• [Page text]
▬▬▬

Each year, more than 3 million students face out-of-school suspensions (OSS), typically for nonviolent behavior. Students with disabilities and students of color are generally suspended at higher rates than their peers.
If we simply remove students from instruction, how can we improve their behavior or their learning? More than two decades of research show that suspensions are associated with a variety of negative student outcomes, such as lower academic performance, decreased engagement, and higher dropout rates.
One way to reduce suspensions and expulsions is to implement a proactive, preventive schoolwide culture framework such as Positive Behavioral Interventions and Supports (PBIS) or Social Emotional Learning (SEL) programs, which promote the teaching, modeling, and acknowledgment of desired behaviors in children. In addition, several effective alternatives to suspension and expulsion are being successfully utilized by schools across the country. These strategies, when used in conjunction with a positive school culture, have shown positive outcomes for children and schools.
Consider these strategies as alternatives to suspension and how they may be used in a school setting.
Alternative programming involves changing a student’s schedule, classes, or program to avoid problematic environments or situations. This allows the student to have access to the curriculum and school while learning the negative consequences of engaging in inappropriate behaviors. This is only an effective strategy, however, if the root causes of the student’s behavior challenges are also addressed.
A behavior contract is a written agreement between a student and teacher, and it often includes the parent or guardian. The contract indicates the behavior expectation for the student, the reinforcement to be used when the student is successful, and an appropriate consequence if the student doesn’t behave according to the contract. This provides the student with structure and supports self-management.
Community services are tasks that students can be assigned outside of school hours to help in a particular area. These activities strengthen students’ ties with the community and help them develop positive relationships with other adults. These tasks can also serve as a positive outlet for excessive energy. Examples include helping students in other classrooms, organizing books in the library, planting flowers or assisting with gardening, or working in the cafeteria.
Counseling has been found to be an extremely effective alternative to suspension. Consult with the school counselor when a student is exhibiting a pattern of negative behavior choices. The counselor can teach the student replacement skills and build their self-esteem.
In-school suspension (ISS) is a disciplinary technique that is designed to penalize the problem behavior without removing the student from the academic community. ISS may range from a class period to several days. The student continues to have access to the curriculum and school while learning the negative consequences of engaging in inappropriate behaviors and working to decrease the number of inappropriate behaviors.

▬▬▬

• [Dataset]

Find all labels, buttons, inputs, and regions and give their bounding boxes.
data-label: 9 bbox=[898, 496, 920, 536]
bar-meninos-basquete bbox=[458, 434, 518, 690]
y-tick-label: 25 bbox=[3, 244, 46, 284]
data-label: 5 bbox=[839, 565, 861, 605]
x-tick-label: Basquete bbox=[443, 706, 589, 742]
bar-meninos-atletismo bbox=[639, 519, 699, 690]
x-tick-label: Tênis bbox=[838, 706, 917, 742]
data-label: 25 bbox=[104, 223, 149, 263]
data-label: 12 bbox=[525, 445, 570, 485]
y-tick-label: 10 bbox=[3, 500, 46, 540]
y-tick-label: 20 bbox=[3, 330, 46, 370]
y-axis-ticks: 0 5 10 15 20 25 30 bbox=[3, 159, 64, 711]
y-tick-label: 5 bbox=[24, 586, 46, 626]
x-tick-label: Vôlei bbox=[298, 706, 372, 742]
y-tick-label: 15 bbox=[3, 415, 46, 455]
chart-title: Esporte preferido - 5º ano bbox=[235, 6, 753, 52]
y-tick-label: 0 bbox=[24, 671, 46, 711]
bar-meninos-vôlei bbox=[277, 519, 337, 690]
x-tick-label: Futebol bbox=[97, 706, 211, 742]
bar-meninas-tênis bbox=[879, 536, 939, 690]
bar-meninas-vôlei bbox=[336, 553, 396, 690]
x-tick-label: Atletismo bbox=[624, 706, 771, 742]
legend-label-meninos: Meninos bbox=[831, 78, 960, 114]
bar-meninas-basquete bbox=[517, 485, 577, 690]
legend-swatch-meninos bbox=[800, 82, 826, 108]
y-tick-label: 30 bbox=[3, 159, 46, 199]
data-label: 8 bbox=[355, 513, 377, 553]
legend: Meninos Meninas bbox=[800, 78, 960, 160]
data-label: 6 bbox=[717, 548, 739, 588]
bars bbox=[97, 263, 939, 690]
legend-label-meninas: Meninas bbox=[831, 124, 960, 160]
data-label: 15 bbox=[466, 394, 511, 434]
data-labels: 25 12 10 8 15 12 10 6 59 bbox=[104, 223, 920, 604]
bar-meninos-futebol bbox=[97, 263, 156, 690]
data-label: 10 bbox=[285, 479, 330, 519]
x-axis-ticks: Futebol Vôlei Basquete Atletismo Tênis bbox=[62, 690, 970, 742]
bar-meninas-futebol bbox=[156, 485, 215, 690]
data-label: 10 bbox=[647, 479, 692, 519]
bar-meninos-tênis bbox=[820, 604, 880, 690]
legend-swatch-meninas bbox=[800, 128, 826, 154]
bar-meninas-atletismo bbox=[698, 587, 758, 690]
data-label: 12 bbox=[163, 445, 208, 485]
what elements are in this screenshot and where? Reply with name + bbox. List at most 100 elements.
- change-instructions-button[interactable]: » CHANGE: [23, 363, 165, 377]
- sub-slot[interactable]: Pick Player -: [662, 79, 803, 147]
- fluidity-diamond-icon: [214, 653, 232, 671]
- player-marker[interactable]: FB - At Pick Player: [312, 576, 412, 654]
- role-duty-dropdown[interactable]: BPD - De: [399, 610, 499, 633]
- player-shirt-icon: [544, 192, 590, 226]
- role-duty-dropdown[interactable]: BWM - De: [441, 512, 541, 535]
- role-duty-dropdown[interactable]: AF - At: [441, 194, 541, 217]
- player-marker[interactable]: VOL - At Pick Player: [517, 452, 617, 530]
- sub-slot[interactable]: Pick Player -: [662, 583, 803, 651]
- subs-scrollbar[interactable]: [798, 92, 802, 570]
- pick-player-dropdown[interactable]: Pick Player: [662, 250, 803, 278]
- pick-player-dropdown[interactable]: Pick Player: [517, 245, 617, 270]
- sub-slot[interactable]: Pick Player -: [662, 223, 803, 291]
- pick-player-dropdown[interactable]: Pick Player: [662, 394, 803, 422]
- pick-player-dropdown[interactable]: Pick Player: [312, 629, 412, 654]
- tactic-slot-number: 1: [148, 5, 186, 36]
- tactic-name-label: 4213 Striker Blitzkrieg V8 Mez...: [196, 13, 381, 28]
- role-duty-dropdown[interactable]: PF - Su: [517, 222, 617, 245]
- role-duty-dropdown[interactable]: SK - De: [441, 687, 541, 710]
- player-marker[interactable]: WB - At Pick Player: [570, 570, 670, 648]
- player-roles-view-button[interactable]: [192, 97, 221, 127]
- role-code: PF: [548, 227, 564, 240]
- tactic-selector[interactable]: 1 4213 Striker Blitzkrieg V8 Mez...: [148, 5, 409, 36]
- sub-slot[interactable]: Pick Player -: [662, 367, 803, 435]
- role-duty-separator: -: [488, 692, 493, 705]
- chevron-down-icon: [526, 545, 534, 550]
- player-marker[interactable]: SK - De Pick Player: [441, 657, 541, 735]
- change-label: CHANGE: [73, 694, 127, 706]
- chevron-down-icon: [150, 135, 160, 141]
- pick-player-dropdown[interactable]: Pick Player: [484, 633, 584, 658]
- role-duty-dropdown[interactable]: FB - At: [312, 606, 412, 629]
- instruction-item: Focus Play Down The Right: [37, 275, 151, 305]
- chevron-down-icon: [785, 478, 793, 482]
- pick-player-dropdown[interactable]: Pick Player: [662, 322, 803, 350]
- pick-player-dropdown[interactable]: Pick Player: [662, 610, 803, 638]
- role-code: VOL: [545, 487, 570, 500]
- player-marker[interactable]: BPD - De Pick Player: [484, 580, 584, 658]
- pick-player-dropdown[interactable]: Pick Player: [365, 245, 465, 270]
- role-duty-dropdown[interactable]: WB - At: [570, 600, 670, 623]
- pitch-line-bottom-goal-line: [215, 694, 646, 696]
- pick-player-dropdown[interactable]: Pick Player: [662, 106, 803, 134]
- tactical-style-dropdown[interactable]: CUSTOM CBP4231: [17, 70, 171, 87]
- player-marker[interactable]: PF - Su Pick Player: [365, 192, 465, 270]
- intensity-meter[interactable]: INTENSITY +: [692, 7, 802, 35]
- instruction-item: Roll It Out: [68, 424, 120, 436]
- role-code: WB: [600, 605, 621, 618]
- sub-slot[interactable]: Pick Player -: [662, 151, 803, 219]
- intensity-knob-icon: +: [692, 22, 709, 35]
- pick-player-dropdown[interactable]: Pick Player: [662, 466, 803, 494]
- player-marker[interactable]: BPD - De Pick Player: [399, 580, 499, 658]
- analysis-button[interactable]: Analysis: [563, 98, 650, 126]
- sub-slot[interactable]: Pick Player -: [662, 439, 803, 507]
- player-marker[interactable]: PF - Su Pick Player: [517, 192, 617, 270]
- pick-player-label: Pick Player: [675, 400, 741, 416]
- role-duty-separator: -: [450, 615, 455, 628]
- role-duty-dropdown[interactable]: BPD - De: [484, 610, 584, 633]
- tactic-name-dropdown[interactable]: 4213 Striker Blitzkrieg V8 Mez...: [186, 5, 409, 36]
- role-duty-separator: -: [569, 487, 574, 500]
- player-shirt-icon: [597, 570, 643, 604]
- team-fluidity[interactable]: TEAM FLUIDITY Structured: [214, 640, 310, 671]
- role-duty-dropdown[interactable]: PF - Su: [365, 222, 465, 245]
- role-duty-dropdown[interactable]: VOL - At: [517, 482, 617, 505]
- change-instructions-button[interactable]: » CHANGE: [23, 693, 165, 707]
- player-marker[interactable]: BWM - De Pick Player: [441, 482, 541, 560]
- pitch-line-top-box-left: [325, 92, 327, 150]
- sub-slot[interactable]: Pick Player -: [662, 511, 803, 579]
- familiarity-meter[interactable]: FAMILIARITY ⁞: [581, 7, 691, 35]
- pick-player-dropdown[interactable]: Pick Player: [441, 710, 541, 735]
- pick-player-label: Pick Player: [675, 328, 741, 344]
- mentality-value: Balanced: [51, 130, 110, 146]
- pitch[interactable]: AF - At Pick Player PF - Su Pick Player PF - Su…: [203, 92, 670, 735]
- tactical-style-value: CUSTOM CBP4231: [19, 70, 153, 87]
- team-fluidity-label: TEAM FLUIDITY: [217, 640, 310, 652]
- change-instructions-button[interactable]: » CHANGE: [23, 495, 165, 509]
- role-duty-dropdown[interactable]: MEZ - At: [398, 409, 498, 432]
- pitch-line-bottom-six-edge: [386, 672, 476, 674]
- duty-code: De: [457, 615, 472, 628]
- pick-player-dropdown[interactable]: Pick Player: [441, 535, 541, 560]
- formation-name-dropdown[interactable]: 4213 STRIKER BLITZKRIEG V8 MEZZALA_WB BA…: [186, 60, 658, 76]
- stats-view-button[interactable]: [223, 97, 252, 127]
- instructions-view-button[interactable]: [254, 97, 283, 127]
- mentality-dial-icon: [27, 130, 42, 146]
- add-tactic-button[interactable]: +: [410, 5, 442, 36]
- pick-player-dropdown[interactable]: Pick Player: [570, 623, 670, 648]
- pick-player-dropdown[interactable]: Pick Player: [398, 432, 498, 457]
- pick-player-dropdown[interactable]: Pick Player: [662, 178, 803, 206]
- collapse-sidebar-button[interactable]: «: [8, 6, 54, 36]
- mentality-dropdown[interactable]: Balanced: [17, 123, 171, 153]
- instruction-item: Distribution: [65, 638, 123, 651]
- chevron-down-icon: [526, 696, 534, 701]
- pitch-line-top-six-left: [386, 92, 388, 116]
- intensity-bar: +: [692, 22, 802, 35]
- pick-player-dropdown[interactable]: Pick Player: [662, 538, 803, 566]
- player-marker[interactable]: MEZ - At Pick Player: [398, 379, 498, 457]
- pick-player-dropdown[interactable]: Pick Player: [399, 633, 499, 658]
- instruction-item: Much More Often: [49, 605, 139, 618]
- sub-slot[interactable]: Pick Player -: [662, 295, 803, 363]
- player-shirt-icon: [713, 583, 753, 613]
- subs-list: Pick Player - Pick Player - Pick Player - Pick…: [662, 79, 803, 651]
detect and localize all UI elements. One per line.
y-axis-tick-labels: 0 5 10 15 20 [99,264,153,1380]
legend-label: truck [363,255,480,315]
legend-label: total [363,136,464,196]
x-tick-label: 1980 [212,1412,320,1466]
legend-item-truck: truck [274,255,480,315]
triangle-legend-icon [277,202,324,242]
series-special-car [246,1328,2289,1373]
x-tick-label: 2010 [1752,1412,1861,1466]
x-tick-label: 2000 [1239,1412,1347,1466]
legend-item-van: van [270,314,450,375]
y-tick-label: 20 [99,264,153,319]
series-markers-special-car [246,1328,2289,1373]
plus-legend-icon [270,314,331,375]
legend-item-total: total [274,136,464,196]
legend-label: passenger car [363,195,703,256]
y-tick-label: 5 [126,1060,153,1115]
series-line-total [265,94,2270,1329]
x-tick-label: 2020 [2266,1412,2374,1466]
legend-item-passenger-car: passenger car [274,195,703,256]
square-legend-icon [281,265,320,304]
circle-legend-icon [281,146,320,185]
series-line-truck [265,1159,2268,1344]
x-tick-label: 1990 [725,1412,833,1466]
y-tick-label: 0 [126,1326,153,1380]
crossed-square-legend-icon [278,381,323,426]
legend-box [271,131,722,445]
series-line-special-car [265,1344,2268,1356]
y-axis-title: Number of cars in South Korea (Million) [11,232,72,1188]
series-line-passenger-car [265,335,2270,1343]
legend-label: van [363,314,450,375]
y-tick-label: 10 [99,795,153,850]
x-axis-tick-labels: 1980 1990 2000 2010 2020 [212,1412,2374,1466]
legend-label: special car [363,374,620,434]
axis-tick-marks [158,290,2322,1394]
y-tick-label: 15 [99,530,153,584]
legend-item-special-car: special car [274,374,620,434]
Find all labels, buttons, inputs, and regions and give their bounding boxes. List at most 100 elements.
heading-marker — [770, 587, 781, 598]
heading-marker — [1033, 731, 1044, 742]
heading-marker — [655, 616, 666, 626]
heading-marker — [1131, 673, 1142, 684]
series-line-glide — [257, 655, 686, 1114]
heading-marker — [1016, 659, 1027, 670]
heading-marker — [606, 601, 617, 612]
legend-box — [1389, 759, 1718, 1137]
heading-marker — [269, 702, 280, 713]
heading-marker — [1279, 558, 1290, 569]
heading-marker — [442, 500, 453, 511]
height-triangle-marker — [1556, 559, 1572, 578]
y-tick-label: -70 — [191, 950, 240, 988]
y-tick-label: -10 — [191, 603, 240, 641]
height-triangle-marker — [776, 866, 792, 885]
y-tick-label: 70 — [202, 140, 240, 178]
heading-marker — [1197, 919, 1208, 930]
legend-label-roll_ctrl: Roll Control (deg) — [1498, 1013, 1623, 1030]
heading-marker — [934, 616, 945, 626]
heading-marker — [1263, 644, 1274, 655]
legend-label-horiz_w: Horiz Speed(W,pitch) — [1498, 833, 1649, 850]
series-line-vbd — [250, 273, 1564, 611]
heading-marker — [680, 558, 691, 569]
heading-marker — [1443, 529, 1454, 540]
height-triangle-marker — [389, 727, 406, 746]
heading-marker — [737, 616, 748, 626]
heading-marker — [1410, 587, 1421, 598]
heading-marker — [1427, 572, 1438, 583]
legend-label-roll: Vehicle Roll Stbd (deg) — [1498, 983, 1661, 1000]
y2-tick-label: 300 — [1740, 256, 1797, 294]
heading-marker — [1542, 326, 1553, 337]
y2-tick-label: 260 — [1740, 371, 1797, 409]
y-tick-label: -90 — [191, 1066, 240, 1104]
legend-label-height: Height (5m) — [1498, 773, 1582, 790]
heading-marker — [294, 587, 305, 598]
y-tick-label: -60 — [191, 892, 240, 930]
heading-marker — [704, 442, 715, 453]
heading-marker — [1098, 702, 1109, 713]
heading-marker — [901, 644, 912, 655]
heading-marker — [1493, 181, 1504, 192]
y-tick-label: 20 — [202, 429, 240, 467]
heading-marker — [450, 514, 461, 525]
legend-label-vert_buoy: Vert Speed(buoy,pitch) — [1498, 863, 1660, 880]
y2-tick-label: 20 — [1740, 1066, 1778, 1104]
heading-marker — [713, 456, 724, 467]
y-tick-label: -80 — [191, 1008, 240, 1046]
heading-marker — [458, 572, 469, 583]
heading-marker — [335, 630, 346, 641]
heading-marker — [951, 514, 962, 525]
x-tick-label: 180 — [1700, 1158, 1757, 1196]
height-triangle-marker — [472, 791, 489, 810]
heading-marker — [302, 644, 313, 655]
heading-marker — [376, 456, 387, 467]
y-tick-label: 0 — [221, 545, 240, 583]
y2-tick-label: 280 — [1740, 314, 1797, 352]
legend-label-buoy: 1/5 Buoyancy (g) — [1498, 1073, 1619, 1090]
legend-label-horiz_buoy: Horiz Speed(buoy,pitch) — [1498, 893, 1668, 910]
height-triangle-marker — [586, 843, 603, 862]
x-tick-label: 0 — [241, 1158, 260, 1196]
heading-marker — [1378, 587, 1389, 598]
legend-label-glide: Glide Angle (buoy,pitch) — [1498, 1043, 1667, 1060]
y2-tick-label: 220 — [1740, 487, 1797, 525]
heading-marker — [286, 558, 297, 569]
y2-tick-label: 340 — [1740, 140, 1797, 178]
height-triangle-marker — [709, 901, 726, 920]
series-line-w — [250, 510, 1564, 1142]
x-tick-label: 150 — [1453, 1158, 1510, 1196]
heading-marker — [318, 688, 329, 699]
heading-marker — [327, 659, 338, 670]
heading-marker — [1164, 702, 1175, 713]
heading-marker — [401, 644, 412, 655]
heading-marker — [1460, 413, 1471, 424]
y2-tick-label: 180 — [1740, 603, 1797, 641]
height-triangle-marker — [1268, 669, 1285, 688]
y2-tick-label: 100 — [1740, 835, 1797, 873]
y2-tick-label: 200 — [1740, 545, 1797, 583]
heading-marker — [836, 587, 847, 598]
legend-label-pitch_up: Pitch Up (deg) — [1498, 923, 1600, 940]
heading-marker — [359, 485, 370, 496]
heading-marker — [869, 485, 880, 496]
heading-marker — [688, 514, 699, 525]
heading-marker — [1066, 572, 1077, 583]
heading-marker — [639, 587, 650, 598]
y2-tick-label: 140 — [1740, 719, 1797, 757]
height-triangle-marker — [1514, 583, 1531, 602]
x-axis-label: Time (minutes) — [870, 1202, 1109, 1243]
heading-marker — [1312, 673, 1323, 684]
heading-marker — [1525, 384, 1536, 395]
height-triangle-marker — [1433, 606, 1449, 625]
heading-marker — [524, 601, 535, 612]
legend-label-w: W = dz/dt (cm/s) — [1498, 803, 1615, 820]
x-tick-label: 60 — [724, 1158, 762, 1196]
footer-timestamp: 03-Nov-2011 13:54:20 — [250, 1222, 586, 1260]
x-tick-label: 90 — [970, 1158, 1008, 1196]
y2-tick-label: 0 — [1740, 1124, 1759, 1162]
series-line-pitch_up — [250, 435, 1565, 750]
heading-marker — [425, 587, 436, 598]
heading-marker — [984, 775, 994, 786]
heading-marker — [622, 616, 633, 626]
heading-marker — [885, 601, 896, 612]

▬▬▬

• [To do]
(a) List each alternative to suspension that the text on alternatives to suspension describes in its own paragraph.
(b) From the text on alternatives to suspension, extract the passage starting with "In-school suspension (ISS)" and going on through "of inappropriate behaviors.".
(c) Continue the text on alternatives to suspension from where it stops.

• [Responses]
(a)
- Alternative programming
- Behavior contract
- Community services
- Counseling
- In-school suspension (ISS)

(b)
In-school suspension (ISS) is a disciplinary technique that is designed to penalize the problem behavior without removing the student from the academic community. ISS may range from a class period to several days. The student continues to have access to the curriculum and school while learning the negative consequences of engaging in inappropriate behaviors and working to decrease the number of inappropriate behaviors.

(c)
Minicourses or skill modules are short units of self-study related to the student’s inappropriate behavior. The courses should be designed to increase the student’s awareness or knowledge of the specific behavior exhibited. These modules might include readings, videos, workbooks, tests, or oral reports on topics such as conflict resolution, anger control strategies, getting along with others, and appropriate communication skills. Through the minicourses, the student learns pro-social behavior, remains in school, and decreases the number of inappropriate behaviors.
Problem-solving offers practical skills for helping children learn how to think through and resolve everyday conflicts. Through games and exercises, they learn interpersonal cognitive problem-solving skills, including the ability to pinpoint a problem, identify solutions, choose the best solution, and follow through on the chosen solution.
Restitution involves compensating for loss, damage, or injury caused. It can be used as an alternative to suspension by repairing whatever damage was caused by the offense. Some examples include cleaning walls that the student wrote on; creating a caring environment (e.g., sending a note, making a handmade gift, offering to help another student, tutoring younger students); or repairing, restoring, or improving school property.
Restorative justice empowers students to resolve conflicts on their own and in small groups. Essentially, the idea is to bring students together in peer-mediated small groups to talk, ask questions, and air their grievances.
Social skills instruction teaches students appropriate interpersonal communication skills, self-discipline, and problem-solving skills. It combines a number of strategies to prevent and replace problem behaviors while increasing skills and behaviors leading to social competence. This tactic is most effective when it becomes a part of the daily academic curriculum and is implemented on a class and schoolwide basis.
Tools and Resources
There are a number of tools and resources that can be used to support these strategies. For example, an SEL assessment such as the Devereux Student Strengths Assessment (DESSA), can be used to measure SEL competencies and help teachers and support staff better understand each student’s unique social-emotional strengths and needs. A behavior inventory can provide schools with a curated set of behaviors related to SEL competencies.
By using online tools or apps, such as the Kickboard school culture system, educators can record these behaviors in real time; define and monitor behavior intervention plans; and analyze and act on behavior data on an individual, group, class, or schoolwide level.
With effective alternatives to suspension, as well as programs and tools to promote positive student behavior, schools can reduce office referrals, suspensions, and expulsions—and create safe, supportive school environments that are more conducive to teaching and learning.
LaTisha Vaughn-Brandon is the owner and lead educational consultant at Vaughn-Brandon Consulting. She previously served as an assistant associate superintendent and a principal in Charleston County School District in South Carolina.